**CHALLENGES:**
1. In the text about the film Night Editor, what is the name of the fictional newspaper?
2. List every actor the text about the film Night Editor names as starring.
3. Carry on the write-up of the film Night Editor from the point where it stops.
-------- SELECTED TEXT --------
- Theatrical release poster
- Directed by: Henry Levin
- Screenplay by: Hal Smith
- Based on: Night Editor episode "Inside Story" by Scott Littleton
- Produced by: Ted Richmond
- Starring: William Gargan Janis Carter Jeff Donnell
- Cinematography: Burnett Guffey Philip Tannura
- Edited by: Richard Fantl
- Production company: Columbia Pictures
- Distributed by: Columbia Pictures
- Release date: March 29, 1946 (United States);
- Running time: 67 minutes
- Country: United States
- Language: English

= Night Editor =

1946 film by Henry Levin

Night Editor is a 1946 American film noir directed by Henry Levin and starring William Gargan, Janis Carter and Jeff Donnell. It was based on a popular radio program of the same name. The script for the film was based on a previous radio program episode "Inside Story." A B-movie produced by Columbia Pictures, the movie was to be the first in a series of films featuring stories about the graveyard-shift police beat reporters at a fictional newspaper, the New York Star, but no other Night Editor films were made.
-------- SUPPLIED MATERIAL --------
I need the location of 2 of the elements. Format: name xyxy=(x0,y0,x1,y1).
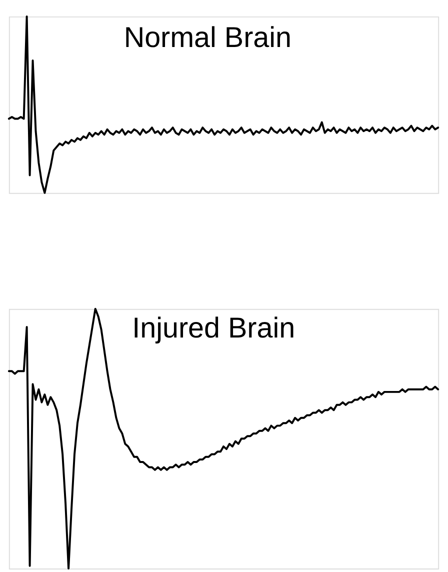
--------
**TASK-BY-TASK RESULTS:**
1. The New York Star

2. William Gargan, Janis Carter, Jeff Donnell

3.
In 2010, Sony Pictures released the film on DVD in the Bad Girls of Film Noir: Volume II box set alongside Women's Prison, One Girl's Confession and Over-Exposed.

==Plot==
Crane Stewart (Charles D. Brown), the editor of the New York Star, while playing poker with his friends, tells a story about a cop involved in a murder investigation.

In flashback, the editor tells the tale of police lieutenant Tony Cochrane (William Gargan), a family man who cheats on his wife with socialite femme fatale Jill Merrill (Janis Carter). Cochrane and the woman, who is also cheating on her husband, witness a man bludgeoning his girlfriend to death with a tire iron while the couple is parked at "lovers lane" by the beach.

The two can't report the crime without revealing their cheating, a dilemma which eventually leads to bigger troubles. Meanwhile, Cochrane must investigate the killing but is not able to tell anyone he witnessed the crime.

==Cast==
- William Gargan as Lt. Tony Cochrane
- Janis Carter as Jill Merrill
- Jeff Donnell as Martha Cochrane
- Coulter Irwin as Johnny
- Roy Gordon as Benjamin Merrill
- Charles D. Brown as Crane Stewart
- Paul E. Burns as Police Lt. Ole Strom
- Harry Shamnon as Police Capt. Lawrence
- Frank Wilcox as Douglas Loring
- Robert Kellard as Doc Cochrane (as Robert Stevens)

==Radio program==
The radio program the film was based upon ran from 1934 until 1948.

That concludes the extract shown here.